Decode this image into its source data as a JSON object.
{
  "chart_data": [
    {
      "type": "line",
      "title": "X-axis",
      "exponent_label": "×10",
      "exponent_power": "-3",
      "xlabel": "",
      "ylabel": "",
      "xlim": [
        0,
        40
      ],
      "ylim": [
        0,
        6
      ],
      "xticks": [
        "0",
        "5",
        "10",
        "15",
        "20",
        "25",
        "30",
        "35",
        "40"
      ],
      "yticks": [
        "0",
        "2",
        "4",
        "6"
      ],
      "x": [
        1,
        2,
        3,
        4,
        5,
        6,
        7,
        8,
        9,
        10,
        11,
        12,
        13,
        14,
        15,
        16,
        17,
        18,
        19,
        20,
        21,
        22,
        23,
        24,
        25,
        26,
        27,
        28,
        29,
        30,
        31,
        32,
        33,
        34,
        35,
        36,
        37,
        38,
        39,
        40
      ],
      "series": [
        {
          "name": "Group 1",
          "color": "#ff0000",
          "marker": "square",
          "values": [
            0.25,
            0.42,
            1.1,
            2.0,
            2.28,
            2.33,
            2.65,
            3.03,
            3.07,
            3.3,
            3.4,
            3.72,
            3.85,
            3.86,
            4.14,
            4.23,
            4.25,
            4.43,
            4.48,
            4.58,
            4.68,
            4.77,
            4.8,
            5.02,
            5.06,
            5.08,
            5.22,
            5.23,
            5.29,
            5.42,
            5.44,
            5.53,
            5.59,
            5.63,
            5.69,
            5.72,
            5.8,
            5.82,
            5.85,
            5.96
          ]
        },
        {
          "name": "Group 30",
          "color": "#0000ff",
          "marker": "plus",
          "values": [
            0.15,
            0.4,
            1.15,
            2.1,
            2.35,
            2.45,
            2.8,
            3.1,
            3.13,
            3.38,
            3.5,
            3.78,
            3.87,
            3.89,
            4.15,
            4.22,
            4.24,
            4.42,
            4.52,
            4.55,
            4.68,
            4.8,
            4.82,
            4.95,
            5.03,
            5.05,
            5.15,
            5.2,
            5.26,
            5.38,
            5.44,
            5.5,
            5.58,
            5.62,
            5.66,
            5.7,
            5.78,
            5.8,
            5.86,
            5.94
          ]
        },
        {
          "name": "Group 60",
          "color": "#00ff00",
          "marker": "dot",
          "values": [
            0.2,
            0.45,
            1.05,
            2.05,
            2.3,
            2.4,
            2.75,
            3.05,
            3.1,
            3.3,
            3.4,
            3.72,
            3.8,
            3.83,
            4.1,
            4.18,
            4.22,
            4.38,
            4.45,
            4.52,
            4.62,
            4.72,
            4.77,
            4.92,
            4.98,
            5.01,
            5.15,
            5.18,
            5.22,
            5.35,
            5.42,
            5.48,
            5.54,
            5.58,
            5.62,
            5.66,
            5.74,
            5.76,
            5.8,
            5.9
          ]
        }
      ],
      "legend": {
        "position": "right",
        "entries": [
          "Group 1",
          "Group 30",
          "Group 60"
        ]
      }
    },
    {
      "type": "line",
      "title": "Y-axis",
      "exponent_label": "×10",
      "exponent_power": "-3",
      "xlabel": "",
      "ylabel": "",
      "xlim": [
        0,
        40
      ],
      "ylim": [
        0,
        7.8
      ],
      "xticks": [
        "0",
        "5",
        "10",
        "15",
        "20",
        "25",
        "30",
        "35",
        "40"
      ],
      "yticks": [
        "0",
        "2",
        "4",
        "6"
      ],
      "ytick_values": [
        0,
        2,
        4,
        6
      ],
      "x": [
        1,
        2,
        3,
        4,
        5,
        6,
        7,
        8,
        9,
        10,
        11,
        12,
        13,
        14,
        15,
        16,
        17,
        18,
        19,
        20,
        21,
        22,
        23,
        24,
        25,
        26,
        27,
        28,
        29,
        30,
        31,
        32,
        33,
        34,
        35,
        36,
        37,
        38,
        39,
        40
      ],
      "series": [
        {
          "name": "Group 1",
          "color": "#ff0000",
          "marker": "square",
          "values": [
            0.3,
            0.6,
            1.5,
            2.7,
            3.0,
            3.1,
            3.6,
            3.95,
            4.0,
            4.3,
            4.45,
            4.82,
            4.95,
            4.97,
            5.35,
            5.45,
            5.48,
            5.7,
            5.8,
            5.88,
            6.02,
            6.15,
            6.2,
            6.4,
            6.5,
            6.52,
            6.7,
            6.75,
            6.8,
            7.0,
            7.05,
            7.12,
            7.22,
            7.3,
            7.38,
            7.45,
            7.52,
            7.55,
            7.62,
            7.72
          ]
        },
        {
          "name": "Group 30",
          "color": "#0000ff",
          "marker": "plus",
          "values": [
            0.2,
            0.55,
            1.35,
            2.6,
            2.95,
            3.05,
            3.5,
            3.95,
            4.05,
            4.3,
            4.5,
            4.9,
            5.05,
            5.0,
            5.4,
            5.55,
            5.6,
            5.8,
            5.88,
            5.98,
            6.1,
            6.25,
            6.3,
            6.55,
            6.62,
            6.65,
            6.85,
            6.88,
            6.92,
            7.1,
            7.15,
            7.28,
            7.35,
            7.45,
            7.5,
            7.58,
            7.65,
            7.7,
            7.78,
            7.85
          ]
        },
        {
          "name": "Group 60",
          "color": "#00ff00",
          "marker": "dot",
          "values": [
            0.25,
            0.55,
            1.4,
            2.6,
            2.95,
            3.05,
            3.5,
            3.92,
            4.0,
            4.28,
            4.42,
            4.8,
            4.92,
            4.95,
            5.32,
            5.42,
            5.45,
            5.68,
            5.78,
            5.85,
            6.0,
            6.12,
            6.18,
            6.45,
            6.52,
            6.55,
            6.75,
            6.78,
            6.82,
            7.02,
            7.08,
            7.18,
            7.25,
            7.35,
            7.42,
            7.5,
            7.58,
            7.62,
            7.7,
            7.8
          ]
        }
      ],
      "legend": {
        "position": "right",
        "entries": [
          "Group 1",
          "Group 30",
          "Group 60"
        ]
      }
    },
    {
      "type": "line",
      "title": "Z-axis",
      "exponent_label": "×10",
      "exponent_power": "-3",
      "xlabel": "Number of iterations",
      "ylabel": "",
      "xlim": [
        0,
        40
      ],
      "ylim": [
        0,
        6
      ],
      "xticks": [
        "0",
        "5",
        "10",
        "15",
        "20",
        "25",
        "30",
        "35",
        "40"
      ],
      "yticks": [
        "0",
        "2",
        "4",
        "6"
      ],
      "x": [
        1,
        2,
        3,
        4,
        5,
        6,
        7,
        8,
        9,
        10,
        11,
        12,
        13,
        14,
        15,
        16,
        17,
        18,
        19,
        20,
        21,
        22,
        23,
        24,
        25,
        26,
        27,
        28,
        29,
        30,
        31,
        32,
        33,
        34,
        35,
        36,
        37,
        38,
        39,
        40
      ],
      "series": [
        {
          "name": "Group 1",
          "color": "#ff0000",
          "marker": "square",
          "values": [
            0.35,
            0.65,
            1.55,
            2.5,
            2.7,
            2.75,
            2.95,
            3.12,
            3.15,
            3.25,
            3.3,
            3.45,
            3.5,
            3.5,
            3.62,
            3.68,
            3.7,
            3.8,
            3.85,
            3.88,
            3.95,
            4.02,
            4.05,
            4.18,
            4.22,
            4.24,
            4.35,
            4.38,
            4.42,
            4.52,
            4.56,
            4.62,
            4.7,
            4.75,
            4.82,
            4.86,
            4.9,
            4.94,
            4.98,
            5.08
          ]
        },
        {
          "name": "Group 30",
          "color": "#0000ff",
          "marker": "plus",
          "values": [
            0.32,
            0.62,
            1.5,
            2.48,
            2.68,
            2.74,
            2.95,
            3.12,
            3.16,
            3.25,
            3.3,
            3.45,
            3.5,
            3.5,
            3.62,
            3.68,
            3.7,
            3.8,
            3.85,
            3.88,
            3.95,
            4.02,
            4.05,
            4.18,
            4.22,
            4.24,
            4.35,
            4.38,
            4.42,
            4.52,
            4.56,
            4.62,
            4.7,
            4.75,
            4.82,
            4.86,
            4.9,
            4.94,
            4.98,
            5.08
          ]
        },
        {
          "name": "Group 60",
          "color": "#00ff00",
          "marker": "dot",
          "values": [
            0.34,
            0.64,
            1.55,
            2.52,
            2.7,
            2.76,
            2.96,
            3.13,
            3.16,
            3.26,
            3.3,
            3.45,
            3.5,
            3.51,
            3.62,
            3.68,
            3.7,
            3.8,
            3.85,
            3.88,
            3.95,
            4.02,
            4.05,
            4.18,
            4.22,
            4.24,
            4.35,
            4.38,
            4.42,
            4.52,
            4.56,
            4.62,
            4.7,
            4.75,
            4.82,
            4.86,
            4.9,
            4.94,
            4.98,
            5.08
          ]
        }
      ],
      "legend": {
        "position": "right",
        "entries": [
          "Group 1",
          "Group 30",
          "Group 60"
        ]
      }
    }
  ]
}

= = =

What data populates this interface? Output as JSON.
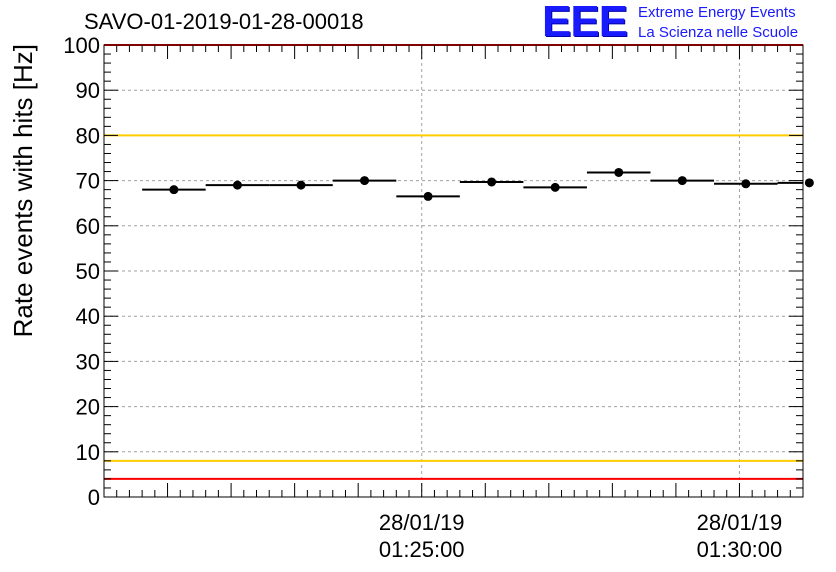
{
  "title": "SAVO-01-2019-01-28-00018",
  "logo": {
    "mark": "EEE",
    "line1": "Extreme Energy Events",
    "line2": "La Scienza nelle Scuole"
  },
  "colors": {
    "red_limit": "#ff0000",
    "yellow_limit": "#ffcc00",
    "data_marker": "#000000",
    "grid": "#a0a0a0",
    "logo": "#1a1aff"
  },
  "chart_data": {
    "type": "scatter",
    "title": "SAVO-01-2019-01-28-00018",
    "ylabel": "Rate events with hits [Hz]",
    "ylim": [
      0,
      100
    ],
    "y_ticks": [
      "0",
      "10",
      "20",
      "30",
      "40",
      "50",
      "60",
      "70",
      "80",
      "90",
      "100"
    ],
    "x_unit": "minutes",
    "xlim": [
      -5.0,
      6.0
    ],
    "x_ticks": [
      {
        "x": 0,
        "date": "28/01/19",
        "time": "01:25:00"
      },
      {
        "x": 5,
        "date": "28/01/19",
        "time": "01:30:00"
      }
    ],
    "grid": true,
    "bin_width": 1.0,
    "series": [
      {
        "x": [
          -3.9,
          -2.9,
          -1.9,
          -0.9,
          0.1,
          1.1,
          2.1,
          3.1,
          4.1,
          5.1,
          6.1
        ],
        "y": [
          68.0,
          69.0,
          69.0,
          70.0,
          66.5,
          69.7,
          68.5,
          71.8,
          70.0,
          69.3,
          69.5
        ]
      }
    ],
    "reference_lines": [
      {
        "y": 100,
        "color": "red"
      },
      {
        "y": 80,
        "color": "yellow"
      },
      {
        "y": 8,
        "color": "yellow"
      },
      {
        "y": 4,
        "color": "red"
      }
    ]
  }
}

= = =

*WHAT YOU SHOULD DO*
Check each line above for the string "title", then copy the ones that have it.

*FULL RESPONSE*
      "title": "X-axis",
      "title": "Y-axis",
      "title": "Z-axis",
  "title": "SAVO-01-2019-01-28-00018",
    "title": "SAVO-01-2019-01-28-00018",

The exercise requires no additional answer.